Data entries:
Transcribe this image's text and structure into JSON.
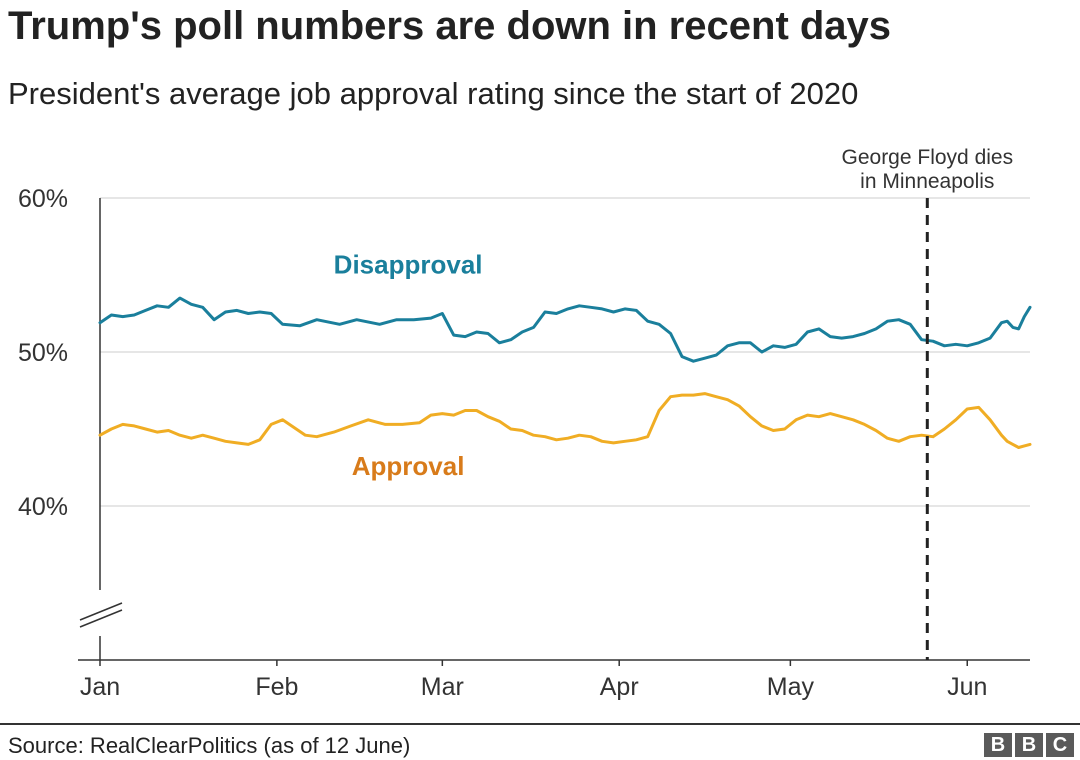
{
  "header": {
    "title": "Trump's poll numbers are down in recent days",
    "subtitle": "President's average job approval rating since the start of 2020"
  },
  "footer": {
    "source": "Source: RealClearPolitics (as of 12 June)",
    "logo_letters": [
      "B",
      "B",
      "C"
    ]
  },
  "chart_data": {
    "type": "line",
    "title": "Trump's poll numbers are down in recent days",
    "subtitle": "President's average job approval rating since the start of 2020",
    "xlabel": "",
    "ylabel": "",
    "x_domain": [
      "2020-01-01",
      "2020-06-12"
    ],
    "ylim": [
      30,
      60
    ],
    "y_axis_break": true,
    "grid": true,
    "y_ticks": [
      {
        "value": 60,
        "label": "60%"
      },
      {
        "value": 50,
        "label": "50%"
      },
      {
        "value": 40,
        "label": "40%"
      }
    ],
    "x_ticks": [
      {
        "date": "2020-01-01",
        "label": "Jan"
      },
      {
        "date": "2020-02-01",
        "label": "Feb"
      },
      {
        "date": "2020-03-01",
        "label": "Mar"
      },
      {
        "date": "2020-04-01",
        "label": "Apr"
      },
      {
        "date": "2020-05-01",
        "label": "May"
      },
      {
        "date": "2020-06-01",
        "label": "Jun"
      }
    ],
    "annotations": [
      {
        "date": "2020-05-25",
        "text_lines": [
          "George Floyd dies",
          "in Minneapolis"
        ],
        "style": "dashed-vertical-line"
      }
    ],
    "series": [
      {
        "name": "Disapproval",
        "color": "#1a7f9c",
        "label_position": {
          "date": "2020-02-24",
          "value": 55.1
        },
        "points": [
          [
            "2020-01-01",
            51.9
          ],
          [
            "2020-01-03",
            52.4
          ],
          [
            "2020-01-05",
            52.3
          ],
          [
            "2020-01-07",
            52.4
          ],
          [
            "2020-01-09",
            52.7
          ],
          [
            "2020-01-11",
            53.0
          ],
          [
            "2020-01-13",
            52.9
          ],
          [
            "2020-01-15",
            53.5
          ],
          [
            "2020-01-17",
            53.1
          ],
          [
            "2020-01-19",
            52.9
          ],
          [
            "2020-01-21",
            52.1
          ],
          [
            "2020-01-23",
            52.6
          ],
          [
            "2020-01-25",
            52.7
          ],
          [
            "2020-01-27",
            52.5
          ],
          [
            "2020-01-29",
            52.6
          ],
          [
            "2020-01-31",
            52.5
          ],
          [
            "2020-02-02",
            51.8
          ],
          [
            "2020-02-05",
            51.7
          ],
          [
            "2020-02-08",
            52.1
          ],
          [
            "2020-02-12",
            51.8
          ],
          [
            "2020-02-15",
            52.1
          ],
          [
            "2020-02-19",
            51.8
          ],
          [
            "2020-02-22",
            52.1
          ],
          [
            "2020-02-25",
            52.1
          ],
          [
            "2020-02-28",
            52.2
          ],
          [
            "2020-03-01",
            52.5
          ],
          [
            "2020-03-03",
            51.1
          ],
          [
            "2020-03-05",
            51.0
          ],
          [
            "2020-03-07",
            51.3
          ],
          [
            "2020-03-09",
            51.2
          ],
          [
            "2020-03-11",
            50.6
          ],
          [
            "2020-03-13",
            50.8
          ],
          [
            "2020-03-15",
            51.3
          ],
          [
            "2020-03-17",
            51.6
          ],
          [
            "2020-03-19",
            52.6
          ],
          [
            "2020-03-21",
            52.5
          ],
          [
            "2020-03-23",
            52.8
          ],
          [
            "2020-03-25",
            53.0
          ],
          [
            "2020-03-27",
            52.9
          ],
          [
            "2020-03-29",
            52.8
          ],
          [
            "2020-03-31",
            52.6
          ],
          [
            "2020-04-02",
            52.8
          ],
          [
            "2020-04-04",
            52.7
          ],
          [
            "2020-04-06",
            52.0
          ],
          [
            "2020-04-08",
            51.8
          ],
          [
            "2020-04-10",
            51.2
          ],
          [
            "2020-04-12",
            49.7
          ],
          [
            "2020-04-14",
            49.4
          ],
          [
            "2020-04-16",
            49.6
          ],
          [
            "2020-04-18",
            49.8
          ],
          [
            "2020-04-20",
            50.4
          ],
          [
            "2020-04-22",
            50.6
          ],
          [
            "2020-04-24",
            50.6
          ],
          [
            "2020-04-26",
            50.0
          ],
          [
            "2020-04-28",
            50.4
          ],
          [
            "2020-04-30",
            50.3
          ],
          [
            "2020-05-02",
            50.5
          ],
          [
            "2020-05-04",
            51.3
          ],
          [
            "2020-05-06",
            51.5
          ],
          [
            "2020-05-08",
            51.0
          ],
          [
            "2020-05-10",
            50.9
          ],
          [
            "2020-05-12",
            51.0
          ],
          [
            "2020-05-14",
            51.2
          ],
          [
            "2020-05-16",
            51.5
          ],
          [
            "2020-05-18",
            52.0
          ],
          [
            "2020-05-20",
            52.1
          ],
          [
            "2020-05-22",
            51.8
          ],
          [
            "2020-05-24",
            50.8
          ],
          [
            "2020-05-26",
            50.7
          ],
          [
            "2020-05-28",
            50.4
          ],
          [
            "2020-05-30",
            50.5
          ],
          [
            "2020-06-01",
            50.4
          ],
          [
            "2020-06-03",
            50.6
          ],
          [
            "2020-06-05",
            50.9
          ],
          [
            "2020-06-07",
            51.9
          ],
          [
            "2020-06-08",
            52.0
          ],
          [
            "2020-06-09",
            51.6
          ],
          [
            "2020-06-10",
            51.5
          ],
          [
            "2020-06-11",
            52.3
          ],
          [
            "2020-06-12",
            52.9
          ]
        ]
      },
      {
        "name": "Approval",
        "color": "#f0ad24",
        "label_color": "#d87b1a",
        "label_position": {
          "date": "2020-02-24",
          "value": 42.0
        },
        "points": [
          [
            "2020-01-01",
            44.6
          ],
          [
            "2020-01-03",
            45.0
          ],
          [
            "2020-01-05",
            45.3
          ],
          [
            "2020-01-07",
            45.2
          ],
          [
            "2020-01-09",
            45.0
          ],
          [
            "2020-01-11",
            44.8
          ],
          [
            "2020-01-13",
            44.9
          ],
          [
            "2020-01-15",
            44.6
          ],
          [
            "2020-01-17",
            44.4
          ],
          [
            "2020-01-19",
            44.6
          ],
          [
            "2020-01-21",
            44.4
          ],
          [
            "2020-01-23",
            44.2
          ],
          [
            "2020-01-25",
            44.1
          ],
          [
            "2020-01-27",
            44.0
          ],
          [
            "2020-01-29",
            44.3
          ],
          [
            "2020-01-31",
            45.3
          ],
          [
            "2020-02-02",
            45.6
          ],
          [
            "2020-02-04",
            45.1
          ],
          [
            "2020-02-06",
            44.6
          ],
          [
            "2020-02-08",
            44.5
          ],
          [
            "2020-02-11",
            44.8
          ],
          [
            "2020-02-14",
            45.2
          ],
          [
            "2020-02-17",
            45.6
          ],
          [
            "2020-02-20",
            45.3
          ],
          [
            "2020-02-23",
            45.3
          ],
          [
            "2020-02-26",
            45.4
          ],
          [
            "2020-02-28",
            45.9
          ],
          [
            "2020-03-01",
            46.0
          ],
          [
            "2020-03-03",
            45.9
          ],
          [
            "2020-03-05",
            46.2
          ],
          [
            "2020-03-07",
            46.2
          ],
          [
            "2020-03-09",
            45.8
          ],
          [
            "2020-03-11",
            45.5
          ],
          [
            "2020-03-13",
            45.0
          ],
          [
            "2020-03-15",
            44.9
          ],
          [
            "2020-03-17",
            44.6
          ],
          [
            "2020-03-19",
            44.5
          ],
          [
            "2020-03-21",
            44.3
          ],
          [
            "2020-03-23",
            44.4
          ],
          [
            "2020-03-25",
            44.6
          ],
          [
            "2020-03-27",
            44.5
          ],
          [
            "2020-03-29",
            44.2
          ],
          [
            "2020-03-31",
            44.1
          ],
          [
            "2020-04-02",
            44.2
          ],
          [
            "2020-04-04",
            44.3
          ],
          [
            "2020-04-06",
            44.5
          ],
          [
            "2020-04-08",
            46.2
          ],
          [
            "2020-04-10",
            47.1
          ],
          [
            "2020-04-12",
            47.2
          ],
          [
            "2020-04-14",
            47.2
          ],
          [
            "2020-04-16",
            47.3
          ],
          [
            "2020-04-18",
            47.1
          ],
          [
            "2020-04-20",
            46.9
          ],
          [
            "2020-04-22",
            46.5
          ],
          [
            "2020-04-24",
            45.8
          ],
          [
            "2020-04-26",
            45.2
          ],
          [
            "2020-04-28",
            44.9
          ],
          [
            "2020-04-30",
            45.0
          ],
          [
            "2020-05-02",
            45.6
          ],
          [
            "2020-05-04",
            45.9
          ],
          [
            "2020-05-06",
            45.8
          ],
          [
            "2020-05-08",
            46.0
          ],
          [
            "2020-05-10",
            45.8
          ],
          [
            "2020-05-12",
            45.6
          ],
          [
            "2020-05-14",
            45.3
          ],
          [
            "2020-05-16",
            44.9
          ],
          [
            "2020-05-18",
            44.4
          ],
          [
            "2020-05-20",
            44.2
          ],
          [
            "2020-05-22",
            44.5
          ],
          [
            "2020-05-24",
            44.6
          ],
          [
            "2020-05-26",
            44.5
          ],
          [
            "2020-05-28",
            45.0
          ],
          [
            "2020-05-30",
            45.6
          ],
          [
            "2020-06-01",
            46.3
          ],
          [
            "2020-06-03",
            46.4
          ],
          [
            "2020-06-05",
            45.6
          ],
          [
            "2020-06-07",
            44.6
          ],
          [
            "2020-06-08",
            44.2
          ],
          [
            "2020-06-09",
            44.0
          ],
          [
            "2020-06-10",
            43.8
          ],
          [
            "2020-06-11",
            43.9
          ],
          [
            "2020-06-12",
            44.0
          ]
        ]
      }
    ]
  }
}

* EXERCISE DIRECTIONS *
Extract every line containing the string "subtitle" from the data above.

* EXERCISE OUTPUT *
    "subtitle": "President's average job approval rating since the start of 2020"
    "subtitle": "President's average job approval rating since the start of 2020",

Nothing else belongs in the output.